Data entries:

[Begin]

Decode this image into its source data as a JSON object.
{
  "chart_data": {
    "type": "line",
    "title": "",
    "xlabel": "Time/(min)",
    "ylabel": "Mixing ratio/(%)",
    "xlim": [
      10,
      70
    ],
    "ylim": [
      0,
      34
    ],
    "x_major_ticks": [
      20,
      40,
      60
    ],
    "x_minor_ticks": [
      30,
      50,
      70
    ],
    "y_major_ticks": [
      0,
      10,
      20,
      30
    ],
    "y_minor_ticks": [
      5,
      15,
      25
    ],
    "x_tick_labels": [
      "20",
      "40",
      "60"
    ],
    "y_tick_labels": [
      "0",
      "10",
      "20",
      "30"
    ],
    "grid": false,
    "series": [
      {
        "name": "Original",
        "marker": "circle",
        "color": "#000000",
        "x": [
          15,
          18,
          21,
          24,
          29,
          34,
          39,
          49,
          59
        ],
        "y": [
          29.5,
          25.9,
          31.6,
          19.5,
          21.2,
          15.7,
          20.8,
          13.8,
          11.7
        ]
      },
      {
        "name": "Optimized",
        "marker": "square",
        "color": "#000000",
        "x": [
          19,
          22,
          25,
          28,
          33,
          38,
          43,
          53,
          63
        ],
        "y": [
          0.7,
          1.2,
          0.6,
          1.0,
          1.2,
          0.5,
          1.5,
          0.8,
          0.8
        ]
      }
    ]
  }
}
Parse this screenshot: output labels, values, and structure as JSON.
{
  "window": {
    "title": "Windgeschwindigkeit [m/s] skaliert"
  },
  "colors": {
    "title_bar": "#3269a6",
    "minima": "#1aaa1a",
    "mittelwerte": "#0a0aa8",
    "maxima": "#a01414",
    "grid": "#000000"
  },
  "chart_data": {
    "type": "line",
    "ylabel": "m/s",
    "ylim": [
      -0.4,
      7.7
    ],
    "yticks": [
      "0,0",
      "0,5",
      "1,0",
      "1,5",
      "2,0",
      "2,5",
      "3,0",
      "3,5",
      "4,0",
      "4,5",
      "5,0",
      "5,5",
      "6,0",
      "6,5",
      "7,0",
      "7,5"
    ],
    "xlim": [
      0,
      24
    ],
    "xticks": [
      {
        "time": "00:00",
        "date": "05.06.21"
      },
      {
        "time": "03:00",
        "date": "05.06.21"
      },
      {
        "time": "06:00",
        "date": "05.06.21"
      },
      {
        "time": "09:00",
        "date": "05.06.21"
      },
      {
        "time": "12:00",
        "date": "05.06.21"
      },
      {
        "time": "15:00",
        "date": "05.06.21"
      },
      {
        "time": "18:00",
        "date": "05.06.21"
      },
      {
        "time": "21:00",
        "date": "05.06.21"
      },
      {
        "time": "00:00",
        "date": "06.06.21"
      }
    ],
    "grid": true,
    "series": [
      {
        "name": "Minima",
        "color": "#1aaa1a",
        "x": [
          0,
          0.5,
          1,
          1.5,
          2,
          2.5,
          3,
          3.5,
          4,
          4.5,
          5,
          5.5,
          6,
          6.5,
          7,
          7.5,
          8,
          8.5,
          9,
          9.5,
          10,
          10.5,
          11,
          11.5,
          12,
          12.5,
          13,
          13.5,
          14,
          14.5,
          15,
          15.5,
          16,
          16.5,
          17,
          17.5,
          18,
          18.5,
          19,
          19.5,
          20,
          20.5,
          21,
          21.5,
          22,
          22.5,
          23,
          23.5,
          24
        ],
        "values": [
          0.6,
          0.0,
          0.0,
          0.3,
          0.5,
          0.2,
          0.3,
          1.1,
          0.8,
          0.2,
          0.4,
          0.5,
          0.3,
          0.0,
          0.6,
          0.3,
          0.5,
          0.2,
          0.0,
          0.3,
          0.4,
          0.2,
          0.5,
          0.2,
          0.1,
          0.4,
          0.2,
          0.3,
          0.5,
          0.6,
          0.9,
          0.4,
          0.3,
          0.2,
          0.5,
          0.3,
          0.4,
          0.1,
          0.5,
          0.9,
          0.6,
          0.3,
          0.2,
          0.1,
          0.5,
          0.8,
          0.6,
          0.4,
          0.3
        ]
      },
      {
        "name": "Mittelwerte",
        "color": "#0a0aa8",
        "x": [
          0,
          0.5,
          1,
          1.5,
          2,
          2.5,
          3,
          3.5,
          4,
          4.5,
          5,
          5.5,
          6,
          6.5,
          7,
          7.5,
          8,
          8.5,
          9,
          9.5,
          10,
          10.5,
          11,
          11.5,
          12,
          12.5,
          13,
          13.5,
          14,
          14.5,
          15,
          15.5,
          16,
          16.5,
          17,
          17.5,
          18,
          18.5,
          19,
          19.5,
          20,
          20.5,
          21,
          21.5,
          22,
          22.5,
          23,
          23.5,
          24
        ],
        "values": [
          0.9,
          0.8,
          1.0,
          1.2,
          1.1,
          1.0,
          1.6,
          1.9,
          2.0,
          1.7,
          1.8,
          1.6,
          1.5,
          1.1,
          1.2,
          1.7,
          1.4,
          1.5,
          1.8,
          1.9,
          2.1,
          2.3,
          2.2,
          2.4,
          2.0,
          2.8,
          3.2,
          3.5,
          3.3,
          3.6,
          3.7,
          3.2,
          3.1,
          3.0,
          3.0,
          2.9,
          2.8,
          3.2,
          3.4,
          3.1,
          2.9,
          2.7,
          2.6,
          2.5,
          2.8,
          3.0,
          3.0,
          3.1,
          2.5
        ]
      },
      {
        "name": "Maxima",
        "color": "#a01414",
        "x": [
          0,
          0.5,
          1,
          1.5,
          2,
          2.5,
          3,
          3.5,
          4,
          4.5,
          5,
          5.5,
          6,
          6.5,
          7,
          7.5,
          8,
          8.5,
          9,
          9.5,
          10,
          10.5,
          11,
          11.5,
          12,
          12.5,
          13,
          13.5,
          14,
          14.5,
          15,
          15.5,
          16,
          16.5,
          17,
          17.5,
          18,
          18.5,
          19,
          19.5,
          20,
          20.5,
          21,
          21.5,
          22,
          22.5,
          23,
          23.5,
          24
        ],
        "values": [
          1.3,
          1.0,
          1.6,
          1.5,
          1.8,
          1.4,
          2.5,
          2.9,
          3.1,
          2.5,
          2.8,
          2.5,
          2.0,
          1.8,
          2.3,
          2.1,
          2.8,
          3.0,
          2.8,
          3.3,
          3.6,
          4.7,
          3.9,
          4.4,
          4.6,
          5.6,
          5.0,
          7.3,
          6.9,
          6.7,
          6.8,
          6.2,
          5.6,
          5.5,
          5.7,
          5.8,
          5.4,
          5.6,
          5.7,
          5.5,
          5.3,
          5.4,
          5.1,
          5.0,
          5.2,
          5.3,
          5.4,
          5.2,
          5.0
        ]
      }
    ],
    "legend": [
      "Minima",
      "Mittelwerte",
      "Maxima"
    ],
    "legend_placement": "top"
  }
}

[End]

*Exercise description:* Write the listing out again, exactly as shown above.

*Answer to this exercise:*
Decode this image into its source data as a JSON object.
{
  "chart_data": {
    "type": "line",
    "title": "",
    "xlabel": "Time/(min)",
    "ylabel": "Mixing ratio/(%)",
    "xlim": [
      10,
      70
    ],
    "ylim": [
      0,
      34
    ],
    "x_major_ticks": [
      20,
      40,
      60
    ],
    "x_minor_ticks": [
      30,
      50,
      70
    ],
    "y_major_ticks": [
      0,
      10,
      20,
      30
    ],
    "y_minor_ticks": [
      5,
      15,
      25
    ],
    "x_tick_labels": [
      "20",
      "40",
      "60"
    ],
    "y_tick_labels": [
      "0",
      "10",
      "20",
      "30"
    ],
    "grid": false,
    "series": [
      {
        "name": "Original",
        "marker": "circle",
        "color": "#000000",
        "x": [
          15,
          18,
          21,
          24,
          29,
          34,
          39,
          49,
          59
        ],
        "y": [
          29.5,
          25.9,
          31.6,
          19.5,
          21.2,
          15.7,
          20.8,
          13.8,
          11.7
        ]
      },
      {
        "name": "Optimized",
        "marker": "square",
        "color": "#000000",
        "x": [
          19,
          22,
          25,
          28,
          33,
          38,
          43,
          53,
          63
        ],
        "y": [
          0.7,
          1.2,
          0.6,
          1.0,
          1.2,
          0.5,
          1.5,
          0.8,
          0.8
        ]
      }
    ]
  }
}
Parse this screenshot: output labels, values, and structure as JSON.
{
  "window": {
    "title": "Windgeschwindigkeit [m/s] skaliert"
  },
  "colors": {
    "title_bar": "#3269a6",
    "minima": "#1aaa1a",
    "mittelwerte": "#0a0aa8",
    "maxima": "#a01414",
    "grid": "#000000"
  },
  "chart_data": {
    "type": "line",
    "ylabel": "m/s",
    "ylim": [
      -0.4,
      7.7
    ],
    "yticks": [
      "0,0",
      "0,5",
      "1,0",
      "1,5",
      "2,0",
      "2,5",
      "3,0",
      "3,5",
      "4,0",
      "4,5",
      "5,0",
      "5,5",
      "6,0",
      "6,5",
      "7,0",
      "7,5"
    ],
    "xlim": [
      0,
      24
    ],
    "xticks": [
      {
        "time": "00:00",
        "date": "05.06.21"
      },
      {
        "time": "03:00",
        "date": "05.06.21"
      },
      {
        "time": "06:00",
        "date": "05.06.21"
      },
      {
        "time": "09:00",
        "date": "05.06.21"
      },
      {
        "time": "12:00",
        "date": "05.06.21"
      },
      {
        "time": "15:00",
        "date": "05.06.21"
      },
      {
        "time": "18:00",
        "date": "05.06.21"
      },
      {
        "time": "21:00",
        "date": "05.06.21"
      },
      {
        "time": "00:00",
        "date": "06.06.21"
      }
    ],
    "grid": true,
    "series": [
      {
        "name": "Minima",
        "color": "#1aaa1a",
        "x": [
          0,
          0.5,
          1,
          1.5,
          2,
          2.5,
          3,
          3.5,
          4,
          4.5,
          5,
          5.5,
          6,
          6.5,
          7,
          7.5,
          8,
          8.5,
          9,
          9.5,
          10,
          10.5,
          11,
          11.5,
          12,
          12.5,
          13,
          13.5,
          14,
          14.5,
          15,
          15.5,
          16,
          16.5,
          17,
          17.5,
          18,
          18.5,
          19,
          19.5,
          20,
          20.5,
          21,
          21.5,
          22,
          22.5,
          23,
          23.5,
          24
        ],
        "values": [
          0.6,
          0.0,
          0.0,
          0.3,
          0.5,
          0.2,
          0.3,
          1.1,
          0.8,
          0.2,
          0.4,
          0.5,
          0.3,
          0.0,
          0.6,
          0.3,
          0.5,
          0.2,
          0.0,
          0.3,
          0.4,
          0.2,
          0.5,
          0.2,
          0.1,
          0.4,
          0.2,
          0.3,
          0.5,
          0.6,
          0.9,
          0.4,
          0.3,
          0.2,
          0.5,
          0.3,
          0.4,
          0.1,
          0.5,
          0.9,
          0.6,
          0.3,
          0.2,
          0.1,
          0.5,
          0.8,
          0.6,
          0.4,
          0.3
        ]
      },
      {
        "name": "Mittelwerte",
        "color": "#0a0aa8",
        "x": [
          0,
          0.5,
          1,
          1.5,
          2,
          2.5,
          3,
          3.5,
          4,
          4.5,
          5,
          5.5,
          6,
          6.5,
          7,
          7.5,
          8,
          8.5,
          9,
          9.5,
          10,
          10.5,
          11,
          11.5,
          12,
          12.5,
          13,
          13.5,
          14,
          14.5,
          15,
          15.5,
          16,
          16.5,
          17,
          17.5,
          18,
          18.5,
          19,
          19.5,
          20,
          20.5,
          21,
          21.5,
          22,
          22.5,
          23,
          23.5,
          24
        ],
        "values": [
          0.9,
          0.8,
          1.0,
          1.2,
          1.1,
          1.0,
          1.6,
          1.9,
          2.0,
          1.7,
          1.8,
          1.6,
          1.5,
          1.1,
          1.2,
          1.7,
          1.4,
          1.5,
          1.8,
          1.9,
          2.1,
          2.3,
          2.2,
          2.4,
          2.0,
          2.8,
          3.2,
          3.5,
          3.3,
          3.6,
          3.7,
          3.2,
          3.1,
          3.0,
          3.0,
          2.9,
          2.8,
          3.2,
          3.4,
          3.1,
          2.9,
          2.7,
          2.6,
          2.5,
          2.8,
          3.0,
          3.0,
          3.1,
          2.5
        ]
      },
      {
        "name": "Maxima",
        "color": "#a01414",
        "x": [
          0,
          0.5,
          1,
          1.5,
          2,
          2.5,
          3,
          3.5,
          4,
          4.5,
          5,
          5.5,
          6,
          6.5,
          7,
          7.5,
          8,
          8.5,
          9,
          9.5,
          10,
          10.5,
          11,
          11.5,
          12,
          12.5,
          13,
          13.5,
          14,
          14.5,
          15,
          15.5,
          16,
          16.5,
          17,
          17.5,
          18,
          18.5,
          19,
          19.5,
          20,
          20.5,
          21,
          21.5,
          22,
          22.5,
          23,
          23.5,
          24
        ],
        "values": [
          1.3,
          1.0,
          1.6,
          1.5,
          1.8,
          1.4,
          2.5,
          2.9,
          3.1,
          2.5,
          2.8,
          2.5,
          2.0,
          1.8,
          2.3,
          2.1,
          2.8,
          3.0,
          2.8,
          3.3,
          3.6,
          4.7,
          3.9,
          4.4,
          4.6,
          5.6,
          5.0,
          7.3,
          6.9,
          6.7,
          6.8,
          6.2,
          5.6,
          5.5,
          5.7,
          5.8,
          5.4,
          5.6,
          5.7,
          5.5,
          5.3,
          5.4,
          5.1,
          5.0,
          5.2,
          5.3,
          5.4,
          5.2,
          5.0
        ]
      }
    ],
    "legend": [
      "Minima",
      "Mittelwerte",
      "Maxima"
    ],
    "legend_placement": "top"
  }
}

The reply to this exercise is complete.